◆ **Dataset excerpts**:

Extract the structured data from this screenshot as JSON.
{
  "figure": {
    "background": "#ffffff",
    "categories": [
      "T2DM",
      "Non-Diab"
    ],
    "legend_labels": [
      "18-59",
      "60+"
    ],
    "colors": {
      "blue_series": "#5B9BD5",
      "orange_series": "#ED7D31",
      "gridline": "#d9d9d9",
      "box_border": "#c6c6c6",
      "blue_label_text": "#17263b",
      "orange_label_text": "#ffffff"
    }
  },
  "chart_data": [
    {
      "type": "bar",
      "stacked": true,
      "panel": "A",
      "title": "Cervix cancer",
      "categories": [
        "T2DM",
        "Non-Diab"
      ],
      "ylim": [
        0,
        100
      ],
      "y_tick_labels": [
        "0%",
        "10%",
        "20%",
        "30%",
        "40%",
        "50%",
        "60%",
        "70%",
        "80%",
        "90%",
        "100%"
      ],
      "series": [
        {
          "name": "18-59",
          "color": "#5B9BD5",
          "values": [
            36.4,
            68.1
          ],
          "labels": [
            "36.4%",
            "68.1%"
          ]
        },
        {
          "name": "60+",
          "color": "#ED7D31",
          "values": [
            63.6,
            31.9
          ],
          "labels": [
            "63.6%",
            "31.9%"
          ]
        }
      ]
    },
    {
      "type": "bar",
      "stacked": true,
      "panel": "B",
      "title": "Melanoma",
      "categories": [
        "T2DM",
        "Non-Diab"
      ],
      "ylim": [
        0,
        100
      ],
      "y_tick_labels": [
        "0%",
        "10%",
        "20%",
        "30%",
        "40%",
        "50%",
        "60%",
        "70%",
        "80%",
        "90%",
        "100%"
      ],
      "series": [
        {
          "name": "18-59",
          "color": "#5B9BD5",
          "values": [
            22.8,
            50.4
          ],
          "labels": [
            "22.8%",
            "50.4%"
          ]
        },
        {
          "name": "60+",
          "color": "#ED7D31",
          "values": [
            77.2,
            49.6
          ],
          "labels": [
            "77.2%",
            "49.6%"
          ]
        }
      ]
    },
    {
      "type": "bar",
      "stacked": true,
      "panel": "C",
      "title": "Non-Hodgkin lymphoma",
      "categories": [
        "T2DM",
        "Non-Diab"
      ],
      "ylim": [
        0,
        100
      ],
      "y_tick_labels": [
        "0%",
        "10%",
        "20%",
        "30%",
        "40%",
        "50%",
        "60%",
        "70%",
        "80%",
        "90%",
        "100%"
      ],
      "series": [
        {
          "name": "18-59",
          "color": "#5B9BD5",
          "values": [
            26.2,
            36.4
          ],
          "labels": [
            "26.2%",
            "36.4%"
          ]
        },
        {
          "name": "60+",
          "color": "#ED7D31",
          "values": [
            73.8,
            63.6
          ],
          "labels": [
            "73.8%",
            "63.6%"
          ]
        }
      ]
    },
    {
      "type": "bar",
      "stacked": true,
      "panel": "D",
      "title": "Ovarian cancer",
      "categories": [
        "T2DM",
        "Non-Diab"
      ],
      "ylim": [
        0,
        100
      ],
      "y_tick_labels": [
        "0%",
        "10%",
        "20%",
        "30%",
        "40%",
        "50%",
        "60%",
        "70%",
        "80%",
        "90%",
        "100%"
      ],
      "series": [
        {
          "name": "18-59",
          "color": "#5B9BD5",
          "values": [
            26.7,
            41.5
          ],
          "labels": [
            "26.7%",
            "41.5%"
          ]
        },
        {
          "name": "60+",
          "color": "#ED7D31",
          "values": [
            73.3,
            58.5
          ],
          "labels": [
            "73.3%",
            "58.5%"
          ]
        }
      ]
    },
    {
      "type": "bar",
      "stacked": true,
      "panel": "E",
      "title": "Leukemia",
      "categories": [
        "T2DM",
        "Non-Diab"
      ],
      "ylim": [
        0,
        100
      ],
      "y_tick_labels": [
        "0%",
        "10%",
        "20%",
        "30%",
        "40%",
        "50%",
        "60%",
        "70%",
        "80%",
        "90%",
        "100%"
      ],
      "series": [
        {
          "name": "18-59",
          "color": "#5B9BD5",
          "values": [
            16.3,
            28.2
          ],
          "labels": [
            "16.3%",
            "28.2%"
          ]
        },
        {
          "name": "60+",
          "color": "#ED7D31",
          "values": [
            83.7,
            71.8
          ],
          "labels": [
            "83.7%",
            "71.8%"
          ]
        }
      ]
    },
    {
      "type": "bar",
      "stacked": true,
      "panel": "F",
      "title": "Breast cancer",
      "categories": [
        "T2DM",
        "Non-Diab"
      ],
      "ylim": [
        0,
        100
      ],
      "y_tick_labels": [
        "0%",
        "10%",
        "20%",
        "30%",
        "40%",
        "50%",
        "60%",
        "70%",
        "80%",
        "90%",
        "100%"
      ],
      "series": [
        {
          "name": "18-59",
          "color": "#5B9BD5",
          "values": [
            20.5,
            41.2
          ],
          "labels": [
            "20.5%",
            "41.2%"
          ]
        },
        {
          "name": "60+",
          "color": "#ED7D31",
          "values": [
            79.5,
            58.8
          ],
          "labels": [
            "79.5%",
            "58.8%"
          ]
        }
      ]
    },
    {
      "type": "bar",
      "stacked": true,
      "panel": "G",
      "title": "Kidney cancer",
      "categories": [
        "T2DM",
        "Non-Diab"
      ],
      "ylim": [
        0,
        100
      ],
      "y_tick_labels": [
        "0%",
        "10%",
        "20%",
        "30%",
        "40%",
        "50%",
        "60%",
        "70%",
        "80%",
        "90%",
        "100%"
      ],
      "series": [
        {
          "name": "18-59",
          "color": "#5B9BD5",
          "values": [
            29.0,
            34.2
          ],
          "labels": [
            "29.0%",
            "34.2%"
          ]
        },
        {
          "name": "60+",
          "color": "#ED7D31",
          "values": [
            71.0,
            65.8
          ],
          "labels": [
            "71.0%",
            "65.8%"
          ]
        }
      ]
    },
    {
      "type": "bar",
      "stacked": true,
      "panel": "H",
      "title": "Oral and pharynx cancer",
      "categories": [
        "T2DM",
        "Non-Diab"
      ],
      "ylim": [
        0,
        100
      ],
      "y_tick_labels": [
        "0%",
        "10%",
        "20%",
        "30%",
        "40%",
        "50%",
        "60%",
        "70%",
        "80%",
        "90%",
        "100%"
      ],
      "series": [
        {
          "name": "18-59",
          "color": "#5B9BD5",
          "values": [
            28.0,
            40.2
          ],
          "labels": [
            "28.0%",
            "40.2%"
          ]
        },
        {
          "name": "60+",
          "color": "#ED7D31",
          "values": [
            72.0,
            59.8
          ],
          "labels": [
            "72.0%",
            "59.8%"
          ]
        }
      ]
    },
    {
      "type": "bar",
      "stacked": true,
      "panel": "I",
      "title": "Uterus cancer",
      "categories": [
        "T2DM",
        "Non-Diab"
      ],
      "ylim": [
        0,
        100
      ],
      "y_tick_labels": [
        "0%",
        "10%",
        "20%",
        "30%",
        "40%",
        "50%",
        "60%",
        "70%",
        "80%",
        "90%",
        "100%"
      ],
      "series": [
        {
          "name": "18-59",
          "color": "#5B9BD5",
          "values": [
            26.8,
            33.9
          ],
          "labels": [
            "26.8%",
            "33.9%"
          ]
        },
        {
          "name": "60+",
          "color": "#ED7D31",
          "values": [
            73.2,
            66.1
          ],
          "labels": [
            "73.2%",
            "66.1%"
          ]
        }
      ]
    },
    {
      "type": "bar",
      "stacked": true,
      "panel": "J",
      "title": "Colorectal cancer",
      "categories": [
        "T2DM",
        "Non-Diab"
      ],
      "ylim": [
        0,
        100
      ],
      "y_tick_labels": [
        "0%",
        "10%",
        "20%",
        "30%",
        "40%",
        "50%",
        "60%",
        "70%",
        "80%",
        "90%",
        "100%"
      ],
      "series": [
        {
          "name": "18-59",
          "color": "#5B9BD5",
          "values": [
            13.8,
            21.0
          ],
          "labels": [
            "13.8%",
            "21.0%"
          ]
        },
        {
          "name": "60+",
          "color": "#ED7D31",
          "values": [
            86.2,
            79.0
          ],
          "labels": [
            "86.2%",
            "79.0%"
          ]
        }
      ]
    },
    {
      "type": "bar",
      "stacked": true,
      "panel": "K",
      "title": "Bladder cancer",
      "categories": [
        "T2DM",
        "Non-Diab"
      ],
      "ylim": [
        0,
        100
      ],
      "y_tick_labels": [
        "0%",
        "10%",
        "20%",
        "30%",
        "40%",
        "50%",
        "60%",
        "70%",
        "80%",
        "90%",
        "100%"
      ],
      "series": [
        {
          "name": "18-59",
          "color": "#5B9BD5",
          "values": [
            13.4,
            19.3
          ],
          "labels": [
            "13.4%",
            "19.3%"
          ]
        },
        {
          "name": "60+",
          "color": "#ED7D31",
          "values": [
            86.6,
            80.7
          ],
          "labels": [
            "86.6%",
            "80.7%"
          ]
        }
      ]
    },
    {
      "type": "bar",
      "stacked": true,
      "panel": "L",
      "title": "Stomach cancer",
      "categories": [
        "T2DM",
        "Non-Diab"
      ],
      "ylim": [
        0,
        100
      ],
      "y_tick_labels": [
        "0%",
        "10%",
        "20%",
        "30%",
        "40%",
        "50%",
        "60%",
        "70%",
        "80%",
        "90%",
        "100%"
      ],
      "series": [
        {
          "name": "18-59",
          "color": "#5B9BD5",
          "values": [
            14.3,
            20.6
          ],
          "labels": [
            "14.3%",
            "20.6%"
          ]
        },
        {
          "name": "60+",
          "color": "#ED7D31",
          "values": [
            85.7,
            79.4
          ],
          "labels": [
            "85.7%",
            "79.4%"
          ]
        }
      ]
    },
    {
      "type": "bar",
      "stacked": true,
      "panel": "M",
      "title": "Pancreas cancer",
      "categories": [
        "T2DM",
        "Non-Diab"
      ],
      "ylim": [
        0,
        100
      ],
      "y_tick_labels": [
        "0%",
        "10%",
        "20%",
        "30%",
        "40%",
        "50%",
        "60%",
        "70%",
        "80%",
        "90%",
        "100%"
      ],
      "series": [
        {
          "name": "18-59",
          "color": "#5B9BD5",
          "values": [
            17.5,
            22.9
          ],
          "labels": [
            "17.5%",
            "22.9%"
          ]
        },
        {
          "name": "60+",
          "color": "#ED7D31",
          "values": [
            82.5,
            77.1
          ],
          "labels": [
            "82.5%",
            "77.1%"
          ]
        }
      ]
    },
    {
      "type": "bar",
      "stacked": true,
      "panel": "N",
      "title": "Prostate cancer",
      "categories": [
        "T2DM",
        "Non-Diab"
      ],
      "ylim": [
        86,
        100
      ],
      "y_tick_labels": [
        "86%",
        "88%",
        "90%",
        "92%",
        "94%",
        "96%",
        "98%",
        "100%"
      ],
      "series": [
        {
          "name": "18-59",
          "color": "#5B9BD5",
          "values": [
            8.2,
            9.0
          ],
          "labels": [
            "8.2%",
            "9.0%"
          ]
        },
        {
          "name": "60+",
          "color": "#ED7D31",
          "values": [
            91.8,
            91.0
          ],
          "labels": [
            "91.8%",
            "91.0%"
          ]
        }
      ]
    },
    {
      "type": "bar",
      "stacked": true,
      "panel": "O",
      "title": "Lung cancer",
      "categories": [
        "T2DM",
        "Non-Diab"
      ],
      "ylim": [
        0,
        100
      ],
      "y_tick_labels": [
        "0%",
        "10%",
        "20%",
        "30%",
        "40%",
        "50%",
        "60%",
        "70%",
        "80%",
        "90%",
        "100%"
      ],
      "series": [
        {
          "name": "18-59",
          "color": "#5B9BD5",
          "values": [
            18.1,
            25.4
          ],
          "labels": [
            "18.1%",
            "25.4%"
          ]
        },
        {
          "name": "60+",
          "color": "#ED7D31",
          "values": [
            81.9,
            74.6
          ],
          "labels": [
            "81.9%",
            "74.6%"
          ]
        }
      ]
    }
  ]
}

◆ **Your instructions**:
Filter the entries down to the lines containing "cancer". Copy each of those lines.

◆ **Task output**:
      "title": "Cervix cancer",
      "title": "Ovarian cancer",
      "title": "Breast cancer",
      "title": "Kidney cancer",
      "title": "Oral and pharynx cancer",
      "title": "Uterus cancer",
      "title": "Colorectal cancer",
      "title": "Bladder cancer",
      "title": "Stomach cancer",
      "title": "Pancreas cancer",
      "title": "Prostate cancer",
      "title": "Lung cancer",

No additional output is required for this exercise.